#### RECORDS PROVIDED:
______________________________

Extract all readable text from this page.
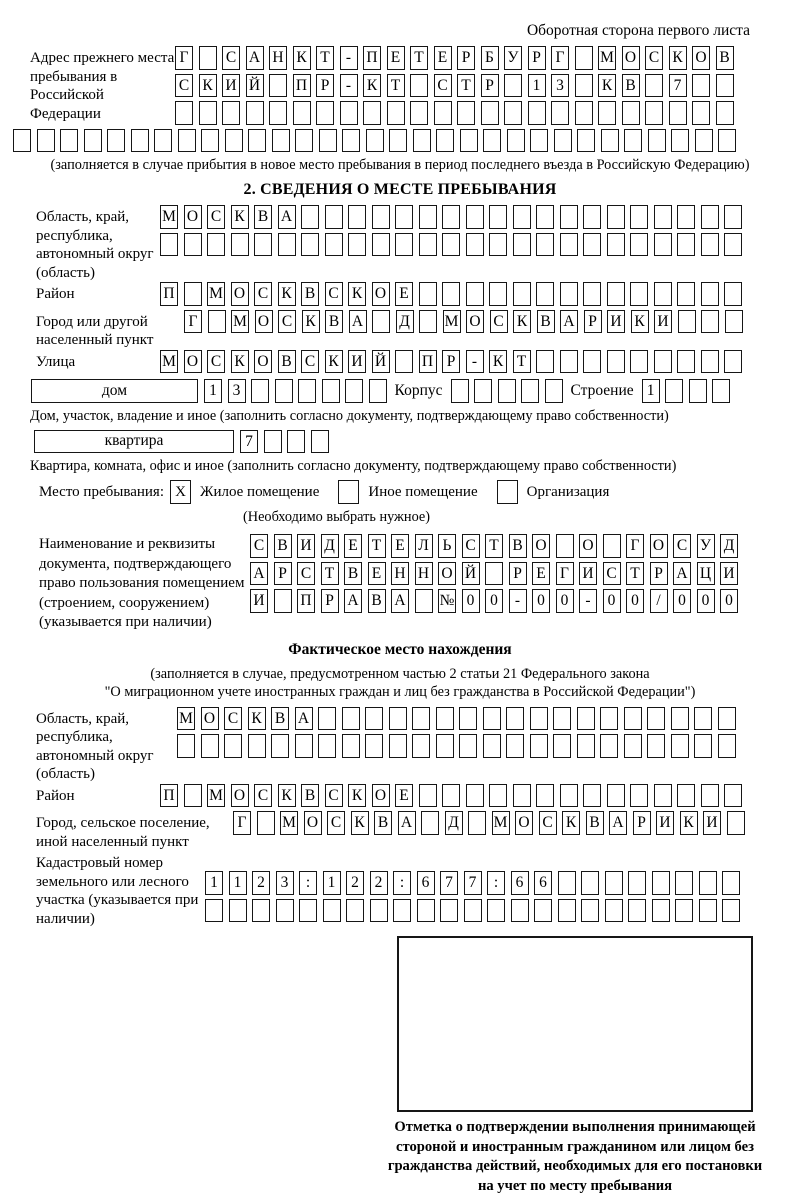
Оборотная сторона первого листа
Адрес прежнего места пребывания в Российской Федерации
Г С А Н К Т	- П Е Т Е Р Б У Р Г М О С К О В
С К И Й П Р	-	К Т С Т Р	1	3	К В	7
(заполняется в случае прибытия в новое место пребывания в период последнего въезда в Российскую Федерацию)
2. СВЕДЕНИЯ О МЕСТЕ ПРЕБЫВАНИЯ
Область, край, республика, автономный округ (область)
М О С К В А
Район	П М О С К В С К О Е
Город или другой населенный пункт
Г М О С К В А Д М О С К В А Р И К И
Улица	М О С К О В С К И Й П Р	-	К Т
дом	1	3	Корпус	Строение 1
Дом, участок, владение и иное (заполнить согласно документу, подтверждающему право собственности)
квартира	7
Квартира, комната, офис и иное (заполнить согласно документу, подтверждающему право собственности)
Место пребывания: X Жилое помещение	Иное помещение	Организация
(Необходимо выбрать нужное)
Наименование и реквизиты документа, подтверждающего право пользования помещением (строением, сооружением) (указывается при наличии)
С В И Д Е Т Е Л Ь С Т В О О Г О С У Д
А Р С Т В Е Н Н О Й	Р Е Г И С Т Р А Ц И
И П Р А В А № 0	0	-	0	0	-	0	0	/	0	0	0
Фактическое место нахождения
(заполняется в случае, предусмотренном частью 2 статьи 21 Федерального закона
"О миграционном учете иностранных граждан и лиц без гражданства в Российской Федерации")
Область, край, республика, автономный округ (область)
М О С К В А
Район	П М О С К В С К О Е
Город, сельское поселение, иной населенный пункт
Г М О С К В А Д М О С К В А Р И К И
Кадастровый номер земельного или лесного участка (указывается при наличии)
1	1	2	3	:	1	2	2	:	6	7	7	:	6	6
Отметка о подтверждении выполнения принимающей
стороной и иностранным гражданином или лицом без
гражданства действий, необходимых для его постановки
на учет по месту пребывания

______________________________

#### AIM OF THE TASK:
In this exercise, set down all of the data exactly, without the pictures.

#### EXERCISE SOLUTION:
Extract all readable text from this page.
Оборотная сторона первого листа
Адрес прежнего места пребывания в Российской Федерации
Г С А Н К Т	- П Е Т Е Р Б У Р Г М О С К О В
С К И Й П Р	-	К Т С Т Р	1	3	К В	7
(заполняется в случае прибытия в новое место пребывания в период последнего въезда в Российскую Федерацию)
2. СВЕДЕНИЯ О МЕСТЕ ПРЕБЫВАНИЯ
Область, край, республика, автономный округ (область)
М О С К В А
Район	П М О С К В С К О Е
Город или другой населенный пункт
Г М О С К В А Д М О С К В А Р И К И
Улица	М О С К О В С К И Й П Р	-	К Т
дом	1	3	Корпус	Строение 1
Дом, участок, владение и иное (заполнить согласно документу, подтверждающему право собственности)
квартира	7
Квартира, комната, офис и иное (заполнить согласно документу, подтверждающему право собственности)
Место пребывания: X Жилое помещение	Иное помещение	Организация
(Необходимо выбрать нужное)
Наименование и реквизиты документа, подтверждающего право пользования помещением (строением, сооружением) (указывается при наличии)
С В И Д Е Т Е Л Ь С Т В О О Г О С У Д
А Р С Т В Е Н Н О Й	Р Е Г И С Т Р А Ц И
И П Р А В А № 0	0	-	0	0	-	0	0	/	0	0	0
Фактическое место нахождения
(заполняется в случае, предусмотренном частью 2 статьи 21 Федерального закона
"О миграционном учете иностранных граждан и лиц без гражданства в Российской Федерации")
Область, край, республика, автономный округ (область)
М О С К В А
Район	П М О С К В С К О Е
Город, сельское поселение, иной населенный пункт
Г М О С К В А Д М О С К В А Р И К И
Кадастровый номер земельного или лесного участка (указывается при наличии)
1	1	2	3	:	1	2	2	:	6	7	7	:	6	6
Отметка о подтверждении выполнения принимающей
стороной и иностранным гражданином или лицом без
гражданства действий, необходимых для его постановки
на учет по месту пребывания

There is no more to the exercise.